*DATA FOR THIS EXERCISE*
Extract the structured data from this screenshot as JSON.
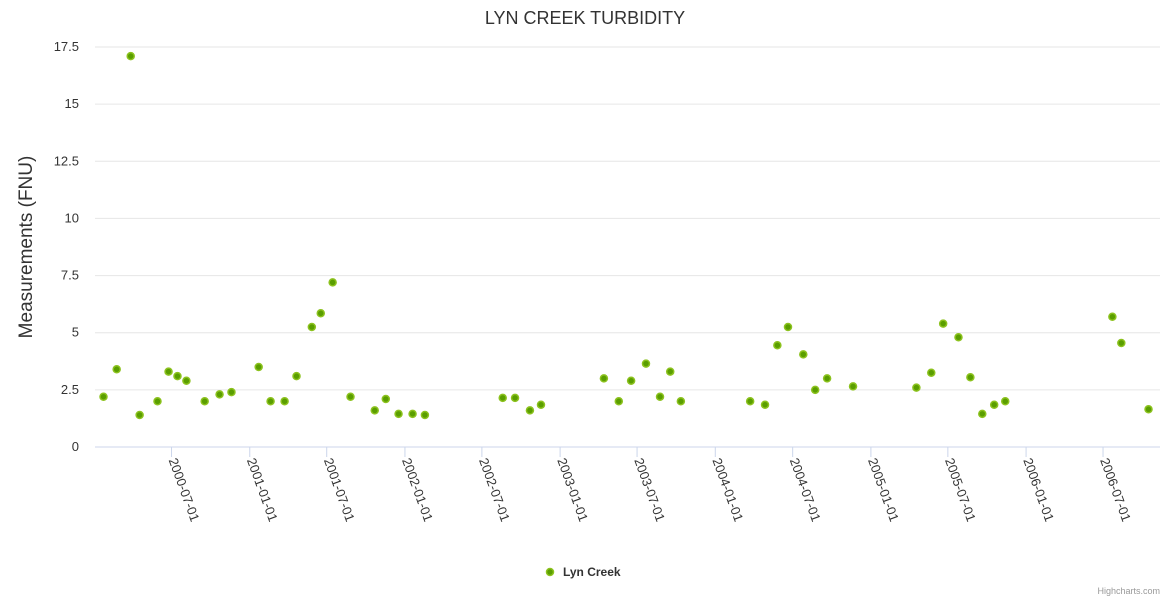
{
  "chart_data": {
    "type": "scatter",
    "title": "LYN CREEK TURBIDITY",
    "xlabel": "",
    "ylabel": "Measurements (FNU)",
    "ylim": [
      0,
      17.5
    ],
    "yticks": [
      "0",
      "2.5",
      "5",
      "7.5",
      "10",
      "12.5",
      "15",
      "17.5"
    ],
    "xlim": [
      "2000-01-03",
      "2006-11-12"
    ],
    "xticks": [
      "2000-07-01",
      "2001-01-01",
      "2001-07-01",
      "2002-01-01",
      "2002-07-01",
      "2003-01-01",
      "2003-07-01",
      "2004-01-01",
      "2004-07-01",
      "2005-01-01",
      "2005-07-01",
      "2006-01-01",
      "2006-07-01"
    ],
    "grid": true,
    "legend_position": "bottom-center",
    "series": [
      {
        "name": "Lyn Creek",
        "color": "#5a9e00",
        "border_color": "#8cc21e",
        "points": [
          [
            "2000-01-23",
            2.2
          ],
          [
            "2000-02-23",
            3.4
          ],
          [
            "2000-03-27",
            17.1
          ],
          [
            "2000-04-17",
            1.4
          ],
          [
            "2000-05-29",
            2.0
          ],
          [
            "2000-06-24",
            3.3
          ],
          [
            "2000-07-15",
            3.1
          ],
          [
            "2000-08-05",
            2.9
          ],
          [
            "2000-09-17",
            2.0
          ],
          [
            "2000-10-22",
            2.3
          ],
          [
            "2000-11-19",
            2.4
          ],
          [
            "2001-01-22",
            3.5
          ],
          [
            "2001-02-19",
            2.0
          ],
          [
            "2001-03-24",
            2.0
          ],
          [
            "2001-04-21",
            3.1
          ],
          [
            "2001-05-27",
            5.25
          ],
          [
            "2001-06-17",
            5.85
          ],
          [
            "2001-07-15",
            7.2
          ],
          [
            "2001-08-26",
            2.2
          ],
          [
            "2001-10-22",
            1.6
          ],
          [
            "2001-11-17",
            2.1
          ],
          [
            "2001-12-17",
            1.45
          ],
          [
            "2002-01-19",
            1.45
          ],
          [
            "2002-02-17",
            1.4
          ],
          [
            "2002-08-19",
            2.15
          ],
          [
            "2002-09-17",
            2.15
          ],
          [
            "2002-10-22",
            1.6
          ],
          [
            "2002-11-17",
            1.85
          ],
          [
            "2003-04-14",
            3.0
          ],
          [
            "2003-05-19",
            2.0
          ],
          [
            "2003-06-17",
            2.9
          ],
          [
            "2003-07-22",
            3.65
          ],
          [
            "2003-08-24",
            2.2
          ],
          [
            "2003-09-17",
            3.3
          ],
          [
            "2003-10-12",
            2.0
          ],
          [
            "2004-03-23",
            2.0
          ],
          [
            "2004-04-27",
            1.85
          ],
          [
            "2004-05-26",
            4.45
          ],
          [
            "2004-06-20",
            5.25
          ],
          [
            "2004-07-26",
            4.05
          ],
          [
            "2004-08-23",
            2.5
          ],
          [
            "2004-09-20",
            3.0
          ],
          [
            "2004-11-20",
            2.65
          ],
          [
            "2005-04-18",
            2.6
          ],
          [
            "2005-05-23",
            3.25
          ],
          [
            "2005-06-20",
            5.4
          ],
          [
            "2005-07-26",
            4.8
          ],
          [
            "2005-08-23",
            3.05
          ],
          [
            "2005-09-20",
            1.45
          ],
          [
            "2005-10-18",
            1.85
          ],
          [
            "2005-11-13",
            2.0
          ],
          [
            "2006-07-23",
            5.7
          ],
          [
            "2006-08-13",
            4.55
          ],
          [
            "2006-10-16",
            1.65
          ]
        ]
      }
    ]
  },
  "credits": "Highcharts.com"
}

*BRIEF*
Every line of text is to be repeated exactly; pictures are left out.

*SOLUTION FOR THIS TASK*
Extract the structured data from this screenshot as JSON.
{
  "chart_data": {
    "type": "scatter",
    "title": "LYN CREEK TURBIDITY",
    "xlabel": "",
    "ylabel": "Measurements (FNU)",
    "ylim": [
      0,
      17.5
    ],
    "yticks": [
      "0",
      "2.5",
      "5",
      "7.5",
      "10",
      "12.5",
      "15",
      "17.5"
    ],
    "xlim": [
      "2000-01-03",
      "2006-11-12"
    ],
    "xticks": [
      "2000-07-01",
      "2001-01-01",
      "2001-07-01",
      "2002-01-01",
      "2002-07-01",
      "2003-01-01",
      "2003-07-01",
      "2004-01-01",
      "2004-07-01",
      "2005-01-01",
      "2005-07-01",
      "2006-01-01",
      "2006-07-01"
    ],
    "grid": true,
    "legend_position": "bottom-center",
    "series": [
      {
        "name": "Lyn Creek",
        "color": "#5a9e00",
        "border_color": "#8cc21e",
        "points": [
          [
            "2000-01-23",
            2.2
          ],
          [
            "2000-02-23",
            3.4
          ],
          [
            "2000-03-27",
            17.1
          ],
          [
            "2000-04-17",
            1.4
          ],
          [
            "2000-05-29",
            2.0
          ],
          [
            "2000-06-24",
            3.3
          ],
          [
            "2000-07-15",
            3.1
          ],
          [
            "2000-08-05",
            2.9
          ],
          [
            "2000-09-17",
            2.0
          ],
          [
            "2000-10-22",
            2.3
          ],
          [
            "2000-11-19",
            2.4
          ],
          [
            "2001-01-22",
            3.5
          ],
          [
            "2001-02-19",
            2.0
          ],
          [
            "2001-03-24",
            2.0
          ],
          [
            "2001-04-21",
            3.1
          ],
          [
            "2001-05-27",
            5.25
          ],
          [
            "2001-06-17",
            5.85
          ],
          [
            "2001-07-15",
            7.2
          ],
          [
            "2001-08-26",
            2.2
          ],
          [
            "2001-10-22",
            1.6
          ],
          [
            "2001-11-17",
            2.1
          ],
          [
            "2001-12-17",
            1.45
          ],
          [
            "2002-01-19",
            1.45
          ],
          [
            "2002-02-17",
            1.4
          ],
          [
            "2002-08-19",
            2.15
          ],
          [
            "2002-09-17",
            2.15
          ],
          [
            "2002-10-22",
            1.6
          ],
          [
            "2002-11-17",
            1.85
          ],
          [
            "2003-04-14",
            3.0
          ],
          [
            "2003-05-19",
            2.0
          ],
          [
            "2003-06-17",
            2.9
          ],
          [
            "2003-07-22",
            3.65
          ],
          [
            "2003-08-24",
            2.2
          ],
          [
            "2003-09-17",
            3.3
          ],
          [
            "2003-10-12",
            2.0
          ],
          [
            "2004-03-23",
            2.0
          ],
          [
            "2004-04-27",
            1.85
          ],
          [
            "2004-05-26",
            4.45
          ],
          [
            "2004-06-20",
            5.25
          ],
          [
            "2004-07-26",
            4.05
          ],
          [
            "2004-08-23",
            2.5
          ],
          [
            "2004-09-20",
            3.0
          ],
          [
            "2004-11-20",
            2.65
          ],
          [
            "2005-04-18",
            2.6
          ],
          [
            "2005-05-23",
            3.25
          ],
          [
            "2005-06-20",
            5.4
          ],
          [
            "2005-07-26",
            4.8
          ],
          [
            "2005-08-23",
            3.05
          ],
          [
            "2005-09-20",
            1.45
          ],
          [
            "2005-10-18",
            1.85
          ],
          [
            "2005-11-13",
            2.0
          ],
          [
            "2006-07-23",
            5.7
          ],
          [
            "2006-08-13",
            4.55
          ],
          [
            "2006-10-16",
            1.65
          ]
        ]
      }
    ]
  },
  "credits": "Highcharts.com"
}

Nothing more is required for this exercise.